Your instructions |
Filter this material down to the lines that hold "title", copying each one.

Record extracts |
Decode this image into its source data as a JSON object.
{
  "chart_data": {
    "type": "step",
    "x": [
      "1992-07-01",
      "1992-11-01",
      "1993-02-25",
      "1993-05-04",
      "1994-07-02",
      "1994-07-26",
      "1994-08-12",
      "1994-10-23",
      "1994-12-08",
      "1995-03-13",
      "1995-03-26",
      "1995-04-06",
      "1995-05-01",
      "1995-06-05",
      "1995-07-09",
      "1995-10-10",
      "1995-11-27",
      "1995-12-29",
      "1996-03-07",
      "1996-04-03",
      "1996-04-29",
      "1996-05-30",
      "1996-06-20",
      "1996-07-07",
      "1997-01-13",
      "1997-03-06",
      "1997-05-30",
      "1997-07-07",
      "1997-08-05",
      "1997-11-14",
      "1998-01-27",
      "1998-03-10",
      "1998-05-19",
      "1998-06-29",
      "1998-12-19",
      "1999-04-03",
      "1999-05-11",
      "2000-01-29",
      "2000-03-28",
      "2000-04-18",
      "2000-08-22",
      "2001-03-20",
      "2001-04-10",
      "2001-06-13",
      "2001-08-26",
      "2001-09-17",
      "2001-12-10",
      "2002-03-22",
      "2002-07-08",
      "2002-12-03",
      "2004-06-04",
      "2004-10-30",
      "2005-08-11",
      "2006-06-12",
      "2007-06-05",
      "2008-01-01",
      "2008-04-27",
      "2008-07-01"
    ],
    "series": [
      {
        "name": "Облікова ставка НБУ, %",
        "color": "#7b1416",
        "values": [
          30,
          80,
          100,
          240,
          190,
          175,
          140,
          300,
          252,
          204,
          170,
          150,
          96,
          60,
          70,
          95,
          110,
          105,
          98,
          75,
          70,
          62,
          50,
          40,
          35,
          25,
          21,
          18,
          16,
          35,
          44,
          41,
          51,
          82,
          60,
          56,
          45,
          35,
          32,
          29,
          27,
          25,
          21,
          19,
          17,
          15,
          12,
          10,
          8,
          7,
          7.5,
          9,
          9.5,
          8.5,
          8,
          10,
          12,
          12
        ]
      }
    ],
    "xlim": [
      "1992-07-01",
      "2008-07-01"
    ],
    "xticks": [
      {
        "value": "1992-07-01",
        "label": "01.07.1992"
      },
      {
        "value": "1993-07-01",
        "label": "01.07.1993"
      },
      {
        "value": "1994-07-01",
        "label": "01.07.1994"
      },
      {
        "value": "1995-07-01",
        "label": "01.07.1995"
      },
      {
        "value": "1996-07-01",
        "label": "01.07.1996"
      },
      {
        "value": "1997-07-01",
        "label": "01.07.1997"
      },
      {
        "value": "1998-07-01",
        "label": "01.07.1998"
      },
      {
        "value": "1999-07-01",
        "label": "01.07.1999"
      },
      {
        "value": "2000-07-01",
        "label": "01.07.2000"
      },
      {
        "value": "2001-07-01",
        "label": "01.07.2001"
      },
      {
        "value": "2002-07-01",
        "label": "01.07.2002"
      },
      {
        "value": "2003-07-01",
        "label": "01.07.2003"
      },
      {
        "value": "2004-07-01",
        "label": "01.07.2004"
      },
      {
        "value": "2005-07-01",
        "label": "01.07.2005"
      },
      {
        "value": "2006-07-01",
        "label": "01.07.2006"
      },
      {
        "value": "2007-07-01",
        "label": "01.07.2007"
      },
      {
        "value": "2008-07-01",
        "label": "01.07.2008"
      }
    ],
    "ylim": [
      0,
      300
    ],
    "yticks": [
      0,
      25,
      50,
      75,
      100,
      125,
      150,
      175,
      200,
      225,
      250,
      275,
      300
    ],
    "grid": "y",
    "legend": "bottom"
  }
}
==
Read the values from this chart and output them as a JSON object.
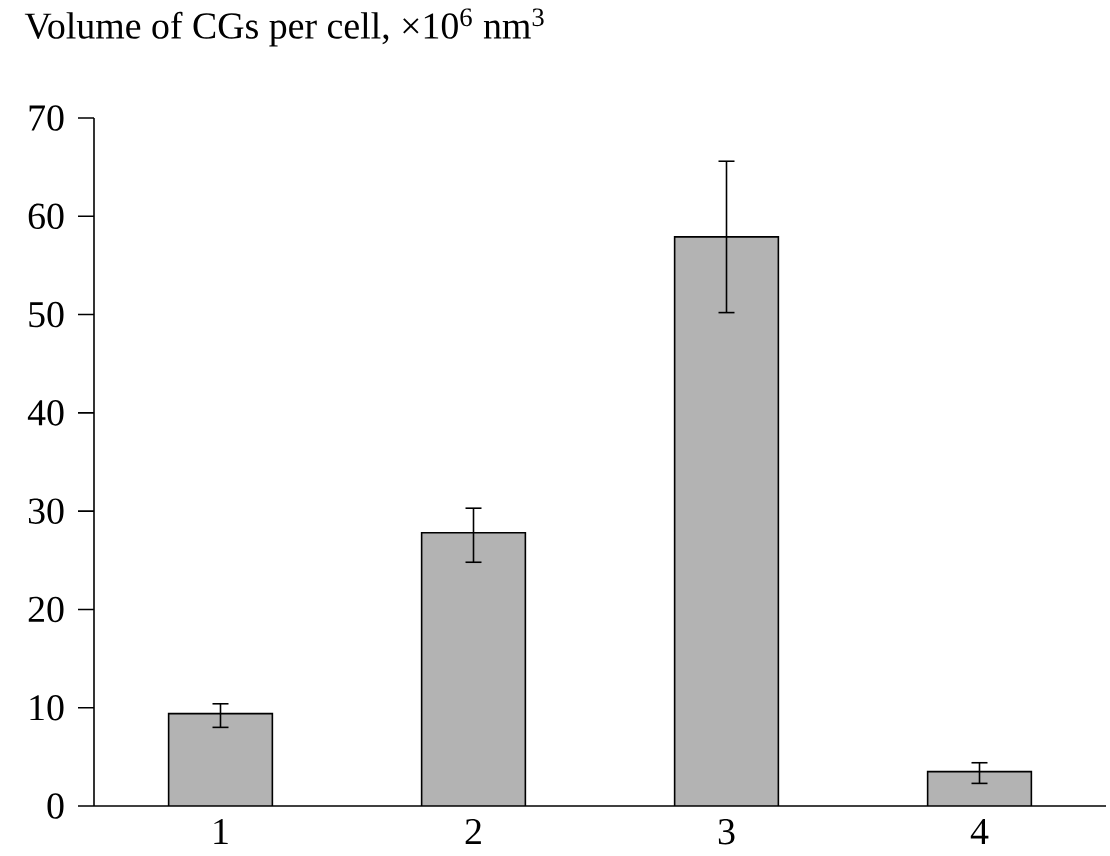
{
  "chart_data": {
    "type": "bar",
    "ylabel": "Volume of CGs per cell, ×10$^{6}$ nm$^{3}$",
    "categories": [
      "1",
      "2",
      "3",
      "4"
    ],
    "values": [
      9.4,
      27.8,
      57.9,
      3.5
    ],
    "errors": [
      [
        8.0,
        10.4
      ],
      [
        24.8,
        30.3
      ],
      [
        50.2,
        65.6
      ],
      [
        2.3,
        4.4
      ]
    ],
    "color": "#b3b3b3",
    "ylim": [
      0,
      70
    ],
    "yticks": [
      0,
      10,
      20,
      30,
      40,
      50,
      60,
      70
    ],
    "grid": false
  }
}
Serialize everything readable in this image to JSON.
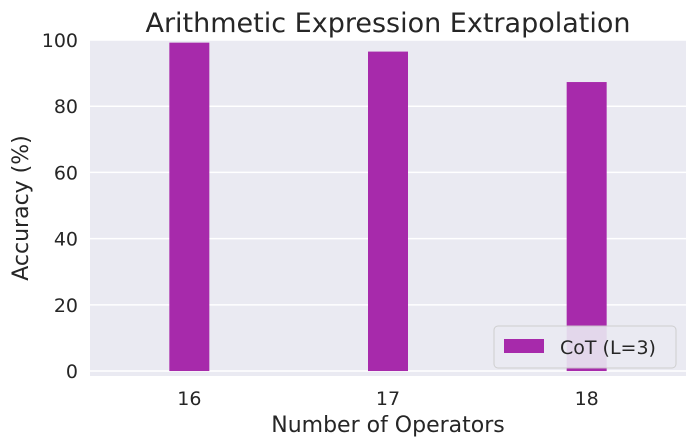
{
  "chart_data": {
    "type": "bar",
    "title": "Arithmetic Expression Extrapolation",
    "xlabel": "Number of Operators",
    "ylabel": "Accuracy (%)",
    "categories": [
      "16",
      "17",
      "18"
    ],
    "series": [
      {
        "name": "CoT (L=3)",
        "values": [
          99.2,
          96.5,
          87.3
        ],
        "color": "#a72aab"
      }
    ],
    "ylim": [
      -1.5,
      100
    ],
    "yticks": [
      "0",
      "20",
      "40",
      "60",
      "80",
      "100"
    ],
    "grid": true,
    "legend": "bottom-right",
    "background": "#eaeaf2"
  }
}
...
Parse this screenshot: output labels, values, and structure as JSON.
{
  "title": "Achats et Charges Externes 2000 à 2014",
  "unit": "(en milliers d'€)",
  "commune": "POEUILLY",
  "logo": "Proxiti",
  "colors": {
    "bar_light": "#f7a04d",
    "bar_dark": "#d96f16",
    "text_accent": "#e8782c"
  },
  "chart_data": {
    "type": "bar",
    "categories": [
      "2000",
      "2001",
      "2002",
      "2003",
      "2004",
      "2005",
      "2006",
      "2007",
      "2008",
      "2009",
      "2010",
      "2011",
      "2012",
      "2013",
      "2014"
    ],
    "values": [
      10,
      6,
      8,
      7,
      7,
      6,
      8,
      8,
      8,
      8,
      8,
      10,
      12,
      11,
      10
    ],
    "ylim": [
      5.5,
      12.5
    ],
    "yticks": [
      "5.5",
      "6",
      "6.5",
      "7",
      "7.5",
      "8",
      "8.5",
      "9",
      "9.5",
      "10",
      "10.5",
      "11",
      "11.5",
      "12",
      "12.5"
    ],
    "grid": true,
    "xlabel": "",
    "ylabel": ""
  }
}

Result for this task |
    "title": "Arithmetic Expression Extrapolation",
  "title": "Achats et Charges Externes 2000 à 2014",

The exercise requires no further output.